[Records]
##########

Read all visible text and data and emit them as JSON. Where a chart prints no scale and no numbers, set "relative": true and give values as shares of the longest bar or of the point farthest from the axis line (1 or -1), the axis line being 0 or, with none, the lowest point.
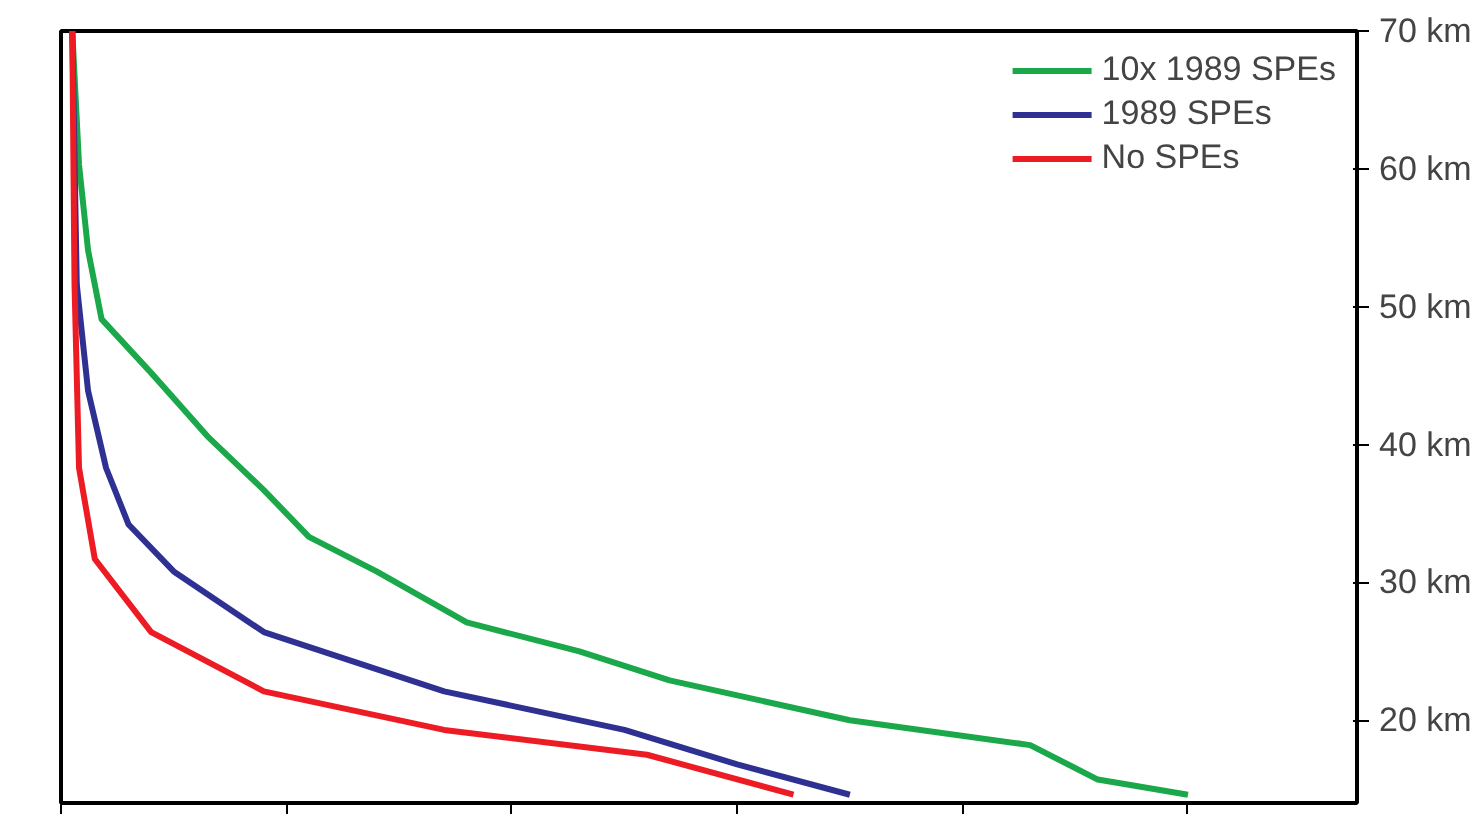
{
  "chart_data": {
    "type": "line",
    "relative": true,
    "orientation": "horizontal",
    "series": [
      {
        "name": "10x 1989 SPEs",
        "color": "#1aa84a",
        "values": [
          0.01,
          0.016,
          0.024,
          0.036,
          0.08,
          0.13,
          0.18,
          0.22,
          0.28,
          0.36,
          0.46,
          0.54,
          0.7,
          0.86,
          0.92,
          1.0
        ],
        "x": [
          70,
          60.3,
          54.1,
          49.1,
          45.2,
          40.6,
          36.7,
          33.3,
          30.8,
          27.1,
          25.0,
          22.9,
          20,
          18.2,
          15.7,
          14.6
        ]
      },
      {
        "name": "1989 SPEs",
        "color": "#2e3192",
        "values": [
          0.01,
          0.014,
          0.024,
          0.04,
          0.06,
          0.1,
          0.18,
          0.34,
          0.5,
          0.6,
          0.7
        ],
        "x": [
          70,
          51.6,
          43.9,
          38.3,
          34.2,
          30.8,
          26.4,
          22.1,
          19.3,
          16.8,
          14.6
        ]
      },
      {
        "name": "No SPEs",
        "color": "#ed1c24",
        "values": [
          0.01,
          0.012,
          0.016,
          0.03,
          0.08,
          0.18,
          0.34,
          0.52,
          0.65
        ],
        "x": [
          70,
          51.6,
          38.3,
          31.7,
          26.4,
          22.1,
          19.3,
          17.5,
          14.6
        ]
      }
    ],
    "ylim": [
      14,
      70
    ],
    "yticks": [
      {
        "value": 20,
        "label": "20 km"
      },
      {
        "value": 30,
        "label": "30 km"
      },
      {
        "value": 40,
        "label": "40 km"
      },
      {
        "value": 50,
        "label": "50 km"
      },
      {
        "value": 60,
        "label": "60 km"
      },
      {
        "value": 70,
        "label": "70 km"
      }
    ],
    "tick_labels": "y",
    "legend": "top right",
    "grid": false,
    "marker": "none",
    "line_style": "solid"
  }
}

##########

Goal of the exercise: Repeat the data exactly, without the pictures.

Written reply:
Read all visible text and data and emit them as JSON. Where a chart prints no scale and no numbers, set "relative": true and give values as shares of the longest bar or of the point farthest from the axis line (1 or -1), the axis line being 0 or, with none, the lowest point.
{
  "chart_data": {
    "type": "line",
    "relative": true,
    "orientation": "horizontal",
    "series": [
      {
        "name": "10x 1989 SPEs",
        "color": "#1aa84a",
        "values": [
          0.01,
          0.016,
          0.024,
          0.036,
          0.08,
          0.13,
          0.18,
          0.22,
          0.28,
          0.36,
          0.46,
          0.54,
          0.7,
          0.86,
          0.92,
          1.0
        ],
        "x": [
          70,
          60.3,
          54.1,
          49.1,
          45.2,
          40.6,
          36.7,
          33.3,
          30.8,
          27.1,
          25.0,
          22.9,
          20,
          18.2,
          15.7,
          14.6
        ]
      },
      {
        "name": "1989 SPEs",
        "color": "#2e3192",
        "values": [
          0.01,
          0.014,
          0.024,
          0.04,
          0.06,
          0.1,
          0.18,
          0.34,
          0.5,
          0.6,
          0.7
        ],
        "x": [
          70,
          51.6,
          43.9,
          38.3,
          34.2,
          30.8,
          26.4,
          22.1,
          19.3,
          16.8,
          14.6
        ]
      },
      {
        "name": "No SPEs",
        "color": "#ed1c24",
        "values": [
          0.01,
          0.012,
          0.016,
          0.03,
          0.08,
          0.18,
          0.34,
          0.52,
          0.65
        ],
        "x": [
          70,
          51.6,
          38.3,
          31.7,
          26.4,
          22.1,
          19.3,
          17.5,
          14.6
        ]
      }
    ],
    "ylim": [
      14,
      70
    ],
    "yticks": [
      {
        "value": 20,
        "label": "20 km"
      },
      {
        "value": 30,
        "label": "30 km"
      },
      {
        "value": 40,
        "label": "40 km"
      },
      {
        "value": 50,
        "label": "50 km"
      },
      {
        "value": 60,
        "label": "60 km"
      },
      {
        "value": 70,
        "label": "70 km"
      }
    ],
    "tick_labels": "y",
    "legend": "top right",
    "grid": false,
    "marker": "none",
    "line_style": "solid"
  }
}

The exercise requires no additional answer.